Dataset content:
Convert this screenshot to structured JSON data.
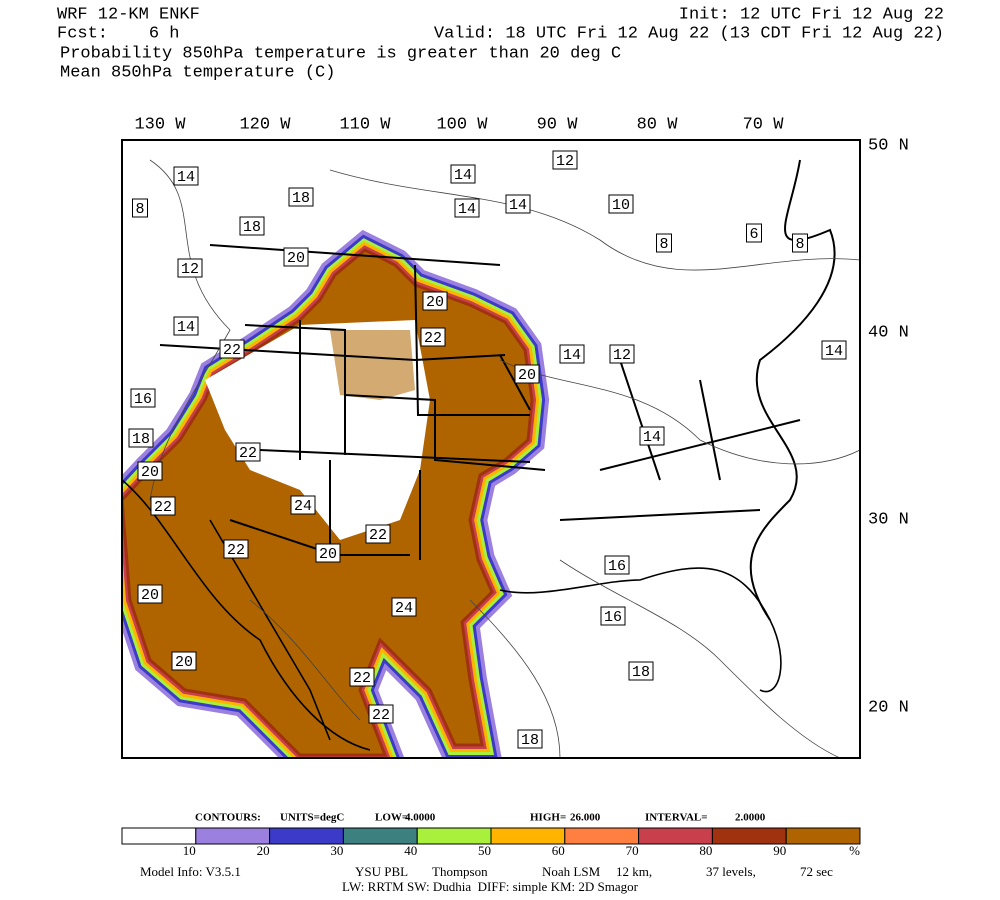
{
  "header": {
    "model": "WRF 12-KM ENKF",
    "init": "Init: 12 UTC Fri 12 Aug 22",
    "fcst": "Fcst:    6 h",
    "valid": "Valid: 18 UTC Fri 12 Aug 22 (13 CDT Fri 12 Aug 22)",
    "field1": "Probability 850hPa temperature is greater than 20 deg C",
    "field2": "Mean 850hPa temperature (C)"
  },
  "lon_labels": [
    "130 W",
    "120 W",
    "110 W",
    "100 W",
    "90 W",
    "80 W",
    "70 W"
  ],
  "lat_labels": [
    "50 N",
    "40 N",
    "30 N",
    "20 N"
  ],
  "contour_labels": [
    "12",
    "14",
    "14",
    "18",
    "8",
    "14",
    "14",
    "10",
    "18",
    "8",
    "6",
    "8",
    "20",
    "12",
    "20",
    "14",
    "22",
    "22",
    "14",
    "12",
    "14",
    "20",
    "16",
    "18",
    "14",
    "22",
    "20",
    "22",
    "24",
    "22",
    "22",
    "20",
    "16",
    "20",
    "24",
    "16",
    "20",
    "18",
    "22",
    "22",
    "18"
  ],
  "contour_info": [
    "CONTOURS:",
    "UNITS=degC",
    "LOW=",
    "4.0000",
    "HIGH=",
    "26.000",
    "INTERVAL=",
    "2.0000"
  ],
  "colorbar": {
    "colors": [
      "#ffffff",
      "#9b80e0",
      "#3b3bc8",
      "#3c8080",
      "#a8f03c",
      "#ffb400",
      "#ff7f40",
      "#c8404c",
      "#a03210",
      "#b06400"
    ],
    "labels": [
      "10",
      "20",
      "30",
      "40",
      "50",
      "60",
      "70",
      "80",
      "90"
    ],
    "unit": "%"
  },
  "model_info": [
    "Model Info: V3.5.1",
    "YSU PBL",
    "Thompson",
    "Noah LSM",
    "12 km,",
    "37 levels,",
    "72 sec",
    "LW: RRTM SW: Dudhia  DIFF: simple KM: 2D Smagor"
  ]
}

* * *

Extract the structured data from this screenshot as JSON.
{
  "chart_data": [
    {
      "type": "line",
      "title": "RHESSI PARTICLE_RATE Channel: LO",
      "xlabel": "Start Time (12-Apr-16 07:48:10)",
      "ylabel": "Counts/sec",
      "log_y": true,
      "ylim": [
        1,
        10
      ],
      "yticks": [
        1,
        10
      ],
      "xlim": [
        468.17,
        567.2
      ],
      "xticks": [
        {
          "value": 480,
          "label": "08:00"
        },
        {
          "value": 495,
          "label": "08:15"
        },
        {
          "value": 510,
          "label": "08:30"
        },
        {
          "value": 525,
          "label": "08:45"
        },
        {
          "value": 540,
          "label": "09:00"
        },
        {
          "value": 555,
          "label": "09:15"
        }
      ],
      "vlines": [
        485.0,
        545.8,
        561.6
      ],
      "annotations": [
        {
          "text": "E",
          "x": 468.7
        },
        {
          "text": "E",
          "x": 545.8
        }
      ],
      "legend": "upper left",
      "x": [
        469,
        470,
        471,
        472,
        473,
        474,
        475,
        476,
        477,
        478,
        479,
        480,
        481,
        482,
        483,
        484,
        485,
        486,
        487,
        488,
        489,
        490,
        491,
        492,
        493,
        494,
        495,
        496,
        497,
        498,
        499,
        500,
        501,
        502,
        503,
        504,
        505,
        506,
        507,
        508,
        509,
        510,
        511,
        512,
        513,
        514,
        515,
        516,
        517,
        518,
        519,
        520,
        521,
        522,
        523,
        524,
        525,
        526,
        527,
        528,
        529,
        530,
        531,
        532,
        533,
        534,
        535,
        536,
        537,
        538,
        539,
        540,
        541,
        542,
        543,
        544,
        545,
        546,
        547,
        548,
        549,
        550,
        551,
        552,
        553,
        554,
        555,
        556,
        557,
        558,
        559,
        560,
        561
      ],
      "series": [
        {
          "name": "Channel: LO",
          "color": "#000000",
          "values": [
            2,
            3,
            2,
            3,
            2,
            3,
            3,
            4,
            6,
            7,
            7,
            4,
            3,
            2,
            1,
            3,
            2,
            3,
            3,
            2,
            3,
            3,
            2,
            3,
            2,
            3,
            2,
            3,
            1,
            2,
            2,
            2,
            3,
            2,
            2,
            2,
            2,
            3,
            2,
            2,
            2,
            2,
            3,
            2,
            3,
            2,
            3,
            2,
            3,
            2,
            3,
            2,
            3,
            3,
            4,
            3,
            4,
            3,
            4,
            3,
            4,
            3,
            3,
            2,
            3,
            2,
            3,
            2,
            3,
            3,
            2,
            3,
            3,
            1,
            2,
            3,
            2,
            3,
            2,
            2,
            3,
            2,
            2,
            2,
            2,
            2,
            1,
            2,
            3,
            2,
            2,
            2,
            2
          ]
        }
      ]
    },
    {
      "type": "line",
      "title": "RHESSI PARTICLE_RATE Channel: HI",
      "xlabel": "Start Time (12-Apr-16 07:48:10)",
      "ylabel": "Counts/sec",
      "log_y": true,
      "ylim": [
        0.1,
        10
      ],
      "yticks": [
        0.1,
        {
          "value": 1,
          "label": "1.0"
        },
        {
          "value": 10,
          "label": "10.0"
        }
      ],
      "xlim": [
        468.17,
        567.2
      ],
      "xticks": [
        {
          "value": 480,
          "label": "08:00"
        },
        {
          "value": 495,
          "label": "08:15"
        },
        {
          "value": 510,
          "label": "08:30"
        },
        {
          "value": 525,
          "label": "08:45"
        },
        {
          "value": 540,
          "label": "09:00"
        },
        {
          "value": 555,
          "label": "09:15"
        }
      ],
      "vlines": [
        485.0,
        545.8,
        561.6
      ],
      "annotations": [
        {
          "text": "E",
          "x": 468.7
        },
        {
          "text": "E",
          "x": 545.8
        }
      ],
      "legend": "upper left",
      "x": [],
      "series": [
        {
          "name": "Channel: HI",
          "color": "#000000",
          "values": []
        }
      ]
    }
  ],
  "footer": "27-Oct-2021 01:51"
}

Short task:
From the entries, report each line that includes the word "RHESSI".

Output:
      "title": "RHESSI PARTICLE_RATE Channel: LO",
      "title": "RHESSI PARTICLE_RATE Channel: HI",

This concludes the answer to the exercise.